→ GOAL
Report every line in the listing below where the string "content" shows up.

# ROWS start

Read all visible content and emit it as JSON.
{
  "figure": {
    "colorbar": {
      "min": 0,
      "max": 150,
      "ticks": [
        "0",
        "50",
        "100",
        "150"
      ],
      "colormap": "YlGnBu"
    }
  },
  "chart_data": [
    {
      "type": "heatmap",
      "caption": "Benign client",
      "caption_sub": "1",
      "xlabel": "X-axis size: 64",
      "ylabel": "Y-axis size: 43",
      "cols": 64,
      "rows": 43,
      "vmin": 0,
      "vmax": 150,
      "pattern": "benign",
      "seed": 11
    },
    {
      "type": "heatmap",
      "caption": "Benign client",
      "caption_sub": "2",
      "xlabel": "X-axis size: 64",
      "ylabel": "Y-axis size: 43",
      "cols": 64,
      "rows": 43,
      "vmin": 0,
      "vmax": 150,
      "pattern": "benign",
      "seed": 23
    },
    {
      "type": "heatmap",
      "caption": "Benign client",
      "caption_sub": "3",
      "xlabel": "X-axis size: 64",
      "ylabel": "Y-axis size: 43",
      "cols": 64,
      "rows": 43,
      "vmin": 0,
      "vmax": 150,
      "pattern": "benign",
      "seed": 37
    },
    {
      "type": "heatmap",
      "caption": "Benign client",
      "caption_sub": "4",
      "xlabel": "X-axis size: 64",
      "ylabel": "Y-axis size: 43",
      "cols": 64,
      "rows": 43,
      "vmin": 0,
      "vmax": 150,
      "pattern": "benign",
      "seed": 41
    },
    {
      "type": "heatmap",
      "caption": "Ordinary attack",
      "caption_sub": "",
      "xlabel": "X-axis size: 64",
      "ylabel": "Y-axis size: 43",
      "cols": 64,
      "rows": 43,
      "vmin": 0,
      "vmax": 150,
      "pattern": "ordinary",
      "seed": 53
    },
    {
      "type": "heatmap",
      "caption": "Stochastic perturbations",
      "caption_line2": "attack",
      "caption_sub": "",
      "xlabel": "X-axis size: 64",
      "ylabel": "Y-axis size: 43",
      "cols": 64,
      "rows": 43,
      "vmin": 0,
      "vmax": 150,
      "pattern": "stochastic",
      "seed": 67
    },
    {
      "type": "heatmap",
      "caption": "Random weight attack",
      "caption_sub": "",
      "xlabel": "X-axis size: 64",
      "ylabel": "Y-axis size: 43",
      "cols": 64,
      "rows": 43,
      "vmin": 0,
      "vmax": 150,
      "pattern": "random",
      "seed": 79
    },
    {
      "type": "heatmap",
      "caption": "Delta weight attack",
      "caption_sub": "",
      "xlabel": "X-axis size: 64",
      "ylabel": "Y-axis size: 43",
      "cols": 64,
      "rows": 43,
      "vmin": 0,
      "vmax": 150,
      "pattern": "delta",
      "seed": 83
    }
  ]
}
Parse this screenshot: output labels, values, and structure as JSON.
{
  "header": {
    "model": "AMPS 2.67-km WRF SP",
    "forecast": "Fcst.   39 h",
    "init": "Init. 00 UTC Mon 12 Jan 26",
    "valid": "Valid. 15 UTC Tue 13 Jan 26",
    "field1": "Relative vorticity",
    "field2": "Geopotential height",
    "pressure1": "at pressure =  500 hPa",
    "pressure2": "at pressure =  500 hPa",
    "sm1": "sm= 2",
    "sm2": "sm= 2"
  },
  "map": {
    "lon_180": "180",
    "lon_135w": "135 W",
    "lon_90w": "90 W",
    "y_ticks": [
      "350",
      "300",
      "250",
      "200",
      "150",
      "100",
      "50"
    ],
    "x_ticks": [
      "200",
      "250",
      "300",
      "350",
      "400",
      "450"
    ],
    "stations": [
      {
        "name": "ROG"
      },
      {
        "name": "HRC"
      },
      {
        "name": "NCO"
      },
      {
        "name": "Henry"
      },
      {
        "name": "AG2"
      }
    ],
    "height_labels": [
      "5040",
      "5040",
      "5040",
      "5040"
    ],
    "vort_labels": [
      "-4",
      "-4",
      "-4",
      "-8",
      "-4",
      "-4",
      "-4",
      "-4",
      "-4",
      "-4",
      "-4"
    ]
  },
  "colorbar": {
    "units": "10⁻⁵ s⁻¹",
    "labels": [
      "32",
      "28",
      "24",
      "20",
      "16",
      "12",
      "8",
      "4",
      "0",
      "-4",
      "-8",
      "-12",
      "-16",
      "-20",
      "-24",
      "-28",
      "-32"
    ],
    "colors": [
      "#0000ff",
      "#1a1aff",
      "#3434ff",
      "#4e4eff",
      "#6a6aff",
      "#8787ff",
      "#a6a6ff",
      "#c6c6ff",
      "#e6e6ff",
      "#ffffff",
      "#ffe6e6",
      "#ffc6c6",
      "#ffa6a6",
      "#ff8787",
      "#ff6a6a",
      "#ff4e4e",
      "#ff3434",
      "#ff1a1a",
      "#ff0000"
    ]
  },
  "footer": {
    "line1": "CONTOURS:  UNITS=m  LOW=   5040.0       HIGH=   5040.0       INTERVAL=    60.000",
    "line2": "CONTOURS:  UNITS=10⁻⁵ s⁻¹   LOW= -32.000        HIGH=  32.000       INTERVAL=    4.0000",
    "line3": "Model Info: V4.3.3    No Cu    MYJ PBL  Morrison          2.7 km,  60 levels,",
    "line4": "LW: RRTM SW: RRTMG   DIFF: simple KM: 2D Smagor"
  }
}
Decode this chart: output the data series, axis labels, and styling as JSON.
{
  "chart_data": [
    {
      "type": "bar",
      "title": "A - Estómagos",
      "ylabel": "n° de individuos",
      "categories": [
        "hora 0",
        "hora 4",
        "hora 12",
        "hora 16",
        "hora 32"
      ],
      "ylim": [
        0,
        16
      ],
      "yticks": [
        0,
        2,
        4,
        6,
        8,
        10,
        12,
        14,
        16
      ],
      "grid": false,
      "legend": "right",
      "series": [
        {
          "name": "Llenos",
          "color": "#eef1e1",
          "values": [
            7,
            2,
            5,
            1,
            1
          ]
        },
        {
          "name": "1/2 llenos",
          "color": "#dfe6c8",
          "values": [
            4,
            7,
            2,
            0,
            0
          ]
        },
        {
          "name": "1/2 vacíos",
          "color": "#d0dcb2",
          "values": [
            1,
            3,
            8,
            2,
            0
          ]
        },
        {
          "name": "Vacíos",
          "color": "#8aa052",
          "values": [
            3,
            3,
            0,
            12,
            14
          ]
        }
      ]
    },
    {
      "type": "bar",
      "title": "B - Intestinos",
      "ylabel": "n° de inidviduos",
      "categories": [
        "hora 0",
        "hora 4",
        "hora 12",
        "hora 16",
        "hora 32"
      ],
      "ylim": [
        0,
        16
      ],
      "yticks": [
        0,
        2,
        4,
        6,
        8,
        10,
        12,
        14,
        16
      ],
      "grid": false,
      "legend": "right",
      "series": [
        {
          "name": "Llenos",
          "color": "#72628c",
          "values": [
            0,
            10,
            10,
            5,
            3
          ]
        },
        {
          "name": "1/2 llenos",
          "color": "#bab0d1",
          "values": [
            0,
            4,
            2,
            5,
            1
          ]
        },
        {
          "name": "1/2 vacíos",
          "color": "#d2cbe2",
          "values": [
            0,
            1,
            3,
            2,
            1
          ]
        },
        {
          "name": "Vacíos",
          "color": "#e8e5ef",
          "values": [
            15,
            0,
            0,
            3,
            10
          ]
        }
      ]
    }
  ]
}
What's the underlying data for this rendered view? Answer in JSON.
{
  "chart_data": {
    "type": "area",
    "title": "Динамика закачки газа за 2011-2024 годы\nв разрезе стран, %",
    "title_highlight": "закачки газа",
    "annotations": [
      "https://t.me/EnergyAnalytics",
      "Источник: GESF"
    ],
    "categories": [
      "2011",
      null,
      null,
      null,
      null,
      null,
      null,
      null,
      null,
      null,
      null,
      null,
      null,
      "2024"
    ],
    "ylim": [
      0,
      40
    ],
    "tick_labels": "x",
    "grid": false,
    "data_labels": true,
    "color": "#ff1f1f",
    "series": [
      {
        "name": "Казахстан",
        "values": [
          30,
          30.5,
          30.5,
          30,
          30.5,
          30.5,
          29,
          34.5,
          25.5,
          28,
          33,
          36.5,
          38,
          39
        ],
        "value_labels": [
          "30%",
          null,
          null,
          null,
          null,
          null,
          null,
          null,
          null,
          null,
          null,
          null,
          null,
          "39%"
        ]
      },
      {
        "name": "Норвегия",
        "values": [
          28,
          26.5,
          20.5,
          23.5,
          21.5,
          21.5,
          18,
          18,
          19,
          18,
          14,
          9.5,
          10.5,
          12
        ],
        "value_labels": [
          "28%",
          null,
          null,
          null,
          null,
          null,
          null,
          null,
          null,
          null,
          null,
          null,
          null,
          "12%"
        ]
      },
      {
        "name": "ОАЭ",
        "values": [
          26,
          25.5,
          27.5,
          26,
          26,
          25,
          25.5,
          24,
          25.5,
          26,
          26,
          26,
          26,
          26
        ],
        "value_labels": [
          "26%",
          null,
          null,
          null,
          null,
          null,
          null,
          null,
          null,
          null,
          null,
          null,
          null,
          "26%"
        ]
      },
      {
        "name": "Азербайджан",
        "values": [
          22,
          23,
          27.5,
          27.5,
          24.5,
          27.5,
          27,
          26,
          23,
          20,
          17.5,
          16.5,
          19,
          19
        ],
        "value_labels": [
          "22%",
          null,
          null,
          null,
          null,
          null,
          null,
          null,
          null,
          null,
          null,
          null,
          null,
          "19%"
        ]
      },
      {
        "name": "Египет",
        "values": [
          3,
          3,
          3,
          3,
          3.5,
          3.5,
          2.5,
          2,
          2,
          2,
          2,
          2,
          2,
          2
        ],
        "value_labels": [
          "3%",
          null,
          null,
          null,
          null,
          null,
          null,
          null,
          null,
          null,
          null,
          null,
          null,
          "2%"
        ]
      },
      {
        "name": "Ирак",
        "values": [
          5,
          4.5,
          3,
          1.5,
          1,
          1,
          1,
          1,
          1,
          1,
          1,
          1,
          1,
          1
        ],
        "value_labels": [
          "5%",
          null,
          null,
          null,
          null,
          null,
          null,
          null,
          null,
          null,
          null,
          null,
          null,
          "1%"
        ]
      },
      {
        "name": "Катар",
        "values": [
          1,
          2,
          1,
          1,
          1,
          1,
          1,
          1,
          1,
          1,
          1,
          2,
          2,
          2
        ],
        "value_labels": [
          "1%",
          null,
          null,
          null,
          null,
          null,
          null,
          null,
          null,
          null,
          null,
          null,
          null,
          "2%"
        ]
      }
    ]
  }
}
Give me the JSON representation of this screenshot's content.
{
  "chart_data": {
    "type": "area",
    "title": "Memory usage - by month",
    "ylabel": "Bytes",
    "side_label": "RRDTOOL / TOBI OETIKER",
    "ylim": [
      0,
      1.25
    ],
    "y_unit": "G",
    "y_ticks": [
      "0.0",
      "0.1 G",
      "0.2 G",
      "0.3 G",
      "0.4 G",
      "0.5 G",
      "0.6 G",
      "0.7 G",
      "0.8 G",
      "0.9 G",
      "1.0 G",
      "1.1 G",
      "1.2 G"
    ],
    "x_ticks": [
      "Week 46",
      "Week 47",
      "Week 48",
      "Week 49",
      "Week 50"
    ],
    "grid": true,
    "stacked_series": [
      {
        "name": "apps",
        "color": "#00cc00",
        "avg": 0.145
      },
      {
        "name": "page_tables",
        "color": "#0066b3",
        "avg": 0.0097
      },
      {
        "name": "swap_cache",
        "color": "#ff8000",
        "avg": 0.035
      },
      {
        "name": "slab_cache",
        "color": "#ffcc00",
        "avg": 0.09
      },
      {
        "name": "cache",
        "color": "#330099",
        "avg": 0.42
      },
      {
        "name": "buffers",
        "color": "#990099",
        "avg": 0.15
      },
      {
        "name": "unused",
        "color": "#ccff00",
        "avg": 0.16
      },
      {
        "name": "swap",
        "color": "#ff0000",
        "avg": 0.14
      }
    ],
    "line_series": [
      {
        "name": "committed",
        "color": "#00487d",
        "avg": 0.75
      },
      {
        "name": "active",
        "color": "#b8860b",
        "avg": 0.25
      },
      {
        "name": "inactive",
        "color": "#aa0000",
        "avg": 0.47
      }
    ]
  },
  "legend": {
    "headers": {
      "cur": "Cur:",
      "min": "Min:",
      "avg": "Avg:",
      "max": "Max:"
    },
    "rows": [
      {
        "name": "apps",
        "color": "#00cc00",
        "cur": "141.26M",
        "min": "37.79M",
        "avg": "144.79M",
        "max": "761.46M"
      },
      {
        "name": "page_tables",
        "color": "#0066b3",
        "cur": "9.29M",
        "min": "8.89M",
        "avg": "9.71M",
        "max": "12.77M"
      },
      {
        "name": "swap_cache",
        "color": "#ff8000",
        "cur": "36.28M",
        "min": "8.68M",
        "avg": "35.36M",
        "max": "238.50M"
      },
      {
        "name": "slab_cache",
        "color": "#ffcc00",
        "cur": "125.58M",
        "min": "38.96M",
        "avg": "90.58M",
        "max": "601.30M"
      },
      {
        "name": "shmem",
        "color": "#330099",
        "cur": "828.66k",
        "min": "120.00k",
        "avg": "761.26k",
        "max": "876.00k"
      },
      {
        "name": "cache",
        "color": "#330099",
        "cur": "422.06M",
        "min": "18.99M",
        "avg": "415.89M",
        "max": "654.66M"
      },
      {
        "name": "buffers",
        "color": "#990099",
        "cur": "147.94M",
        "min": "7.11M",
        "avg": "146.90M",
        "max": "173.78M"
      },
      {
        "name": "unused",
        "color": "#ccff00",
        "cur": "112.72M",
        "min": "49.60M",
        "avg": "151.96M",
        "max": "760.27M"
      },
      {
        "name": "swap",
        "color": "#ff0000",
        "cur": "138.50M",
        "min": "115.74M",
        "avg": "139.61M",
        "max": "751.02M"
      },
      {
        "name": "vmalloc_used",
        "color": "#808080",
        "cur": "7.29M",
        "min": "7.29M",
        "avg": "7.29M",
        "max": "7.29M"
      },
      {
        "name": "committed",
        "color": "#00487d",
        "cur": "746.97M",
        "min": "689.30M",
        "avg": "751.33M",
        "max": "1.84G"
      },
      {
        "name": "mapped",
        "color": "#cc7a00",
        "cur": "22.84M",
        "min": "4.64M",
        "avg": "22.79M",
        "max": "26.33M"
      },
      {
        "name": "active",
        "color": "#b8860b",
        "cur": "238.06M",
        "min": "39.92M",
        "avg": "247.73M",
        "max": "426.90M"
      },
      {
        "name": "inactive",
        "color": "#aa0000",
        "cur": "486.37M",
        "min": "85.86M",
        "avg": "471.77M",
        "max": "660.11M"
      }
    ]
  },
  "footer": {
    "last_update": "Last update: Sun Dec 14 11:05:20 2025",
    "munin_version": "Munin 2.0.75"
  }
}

# ROWS end

→ RESULT
Read all visible content and emit it as JSON.
Give me the JSON representation of this screenshot's content.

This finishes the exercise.